Everything from the line holding "Read this page and output its text content." through the last line below must be repeated exactly, and nothing else.

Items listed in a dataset
----------
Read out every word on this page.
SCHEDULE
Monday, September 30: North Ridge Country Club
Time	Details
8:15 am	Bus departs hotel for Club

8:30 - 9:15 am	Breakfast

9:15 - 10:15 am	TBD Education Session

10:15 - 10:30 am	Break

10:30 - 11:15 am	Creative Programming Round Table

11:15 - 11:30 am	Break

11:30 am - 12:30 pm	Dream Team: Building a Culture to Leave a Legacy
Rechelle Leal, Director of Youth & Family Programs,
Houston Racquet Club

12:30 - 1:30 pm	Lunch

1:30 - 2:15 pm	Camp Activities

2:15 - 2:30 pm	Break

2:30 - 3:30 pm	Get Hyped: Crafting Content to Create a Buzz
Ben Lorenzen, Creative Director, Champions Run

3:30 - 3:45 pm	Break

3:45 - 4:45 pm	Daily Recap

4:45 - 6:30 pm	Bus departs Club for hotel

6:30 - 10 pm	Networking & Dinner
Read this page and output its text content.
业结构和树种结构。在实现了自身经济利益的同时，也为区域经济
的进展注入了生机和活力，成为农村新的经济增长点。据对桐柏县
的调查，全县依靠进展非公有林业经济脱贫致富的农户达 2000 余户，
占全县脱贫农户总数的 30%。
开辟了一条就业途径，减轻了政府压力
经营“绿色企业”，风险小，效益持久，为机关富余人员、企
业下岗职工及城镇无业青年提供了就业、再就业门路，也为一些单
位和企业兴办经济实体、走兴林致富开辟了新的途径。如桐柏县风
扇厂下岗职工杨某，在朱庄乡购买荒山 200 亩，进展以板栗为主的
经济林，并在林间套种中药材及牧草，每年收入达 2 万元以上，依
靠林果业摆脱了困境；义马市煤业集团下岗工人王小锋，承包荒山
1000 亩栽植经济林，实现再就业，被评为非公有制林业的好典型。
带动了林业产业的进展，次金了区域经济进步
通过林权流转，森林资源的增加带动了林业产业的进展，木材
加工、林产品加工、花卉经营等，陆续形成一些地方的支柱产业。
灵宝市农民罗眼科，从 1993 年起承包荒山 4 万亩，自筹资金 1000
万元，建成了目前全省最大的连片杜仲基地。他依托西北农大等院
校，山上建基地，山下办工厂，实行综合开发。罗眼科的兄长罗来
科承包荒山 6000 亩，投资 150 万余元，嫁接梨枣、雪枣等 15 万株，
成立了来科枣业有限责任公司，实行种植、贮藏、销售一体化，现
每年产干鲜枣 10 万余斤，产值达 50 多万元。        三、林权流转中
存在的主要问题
----------
Result below
Read this page and output its text content.
业结构和树种结构。在实现了自身经济利益的同时，也为区域经济
的进展注入了生机和活力，成为农村新的经济增长点。据对桐柏县
的调查，全县依靠进展非公有林业经济脱贫致富的农户达 2000 余户，
占全县脱贫农户总数的 30%。
开辟了一条就业途径，减轻了政府压力
经营“绿色企业”，风险小，效益持久，为机关富余人员、企
业下岗职工及城镇无业青年提供了就业、再就业门路，也为一些单
位和企业兴办经济实体、走兴林致富开辟了新的途径。如桐柏县风
扇厂下岗职工杨某，在朱庄乡购买荒山 200 亩，进展以板栗为主的
经济林，并在林间套种中药材及牧草，每年收入达 2 万元以上，依
靠林果业摆脱了困境；义马市煤业集团下岗工人王小锋，承包荒山
1000 亩栽植经济林，实现再就业，被评为非公有制林业的好典型。
带动了林业产业的进展，次金了区域经济进步
通过林权流转，森林资源的增加带动了林业产业的进展，木材
加工、林产品加工、花卉经营等，陆续形成一些地方的支柱产业。
灵宝市农民罗眼科，从 1993 年起承包荒山 4 万亩，自筹资金 1000
万元，建成了目前全省最大的连片杜仲基地。他依托西北农大等院
校，山上建基地，山下办工厂，实行综合开发。罗眼科的兄长罗来
科承包荒山 6000 亩，投资 150 万余元，嫁接梨枣、雪枣等 15 万株，
成立了来科枣业有限责任公司，实行种植、贮藏、销售一体化，现
每年产干鲜枣 10 万余斤，产值达 50 多万元。        三、林权流转中
存在的主要问题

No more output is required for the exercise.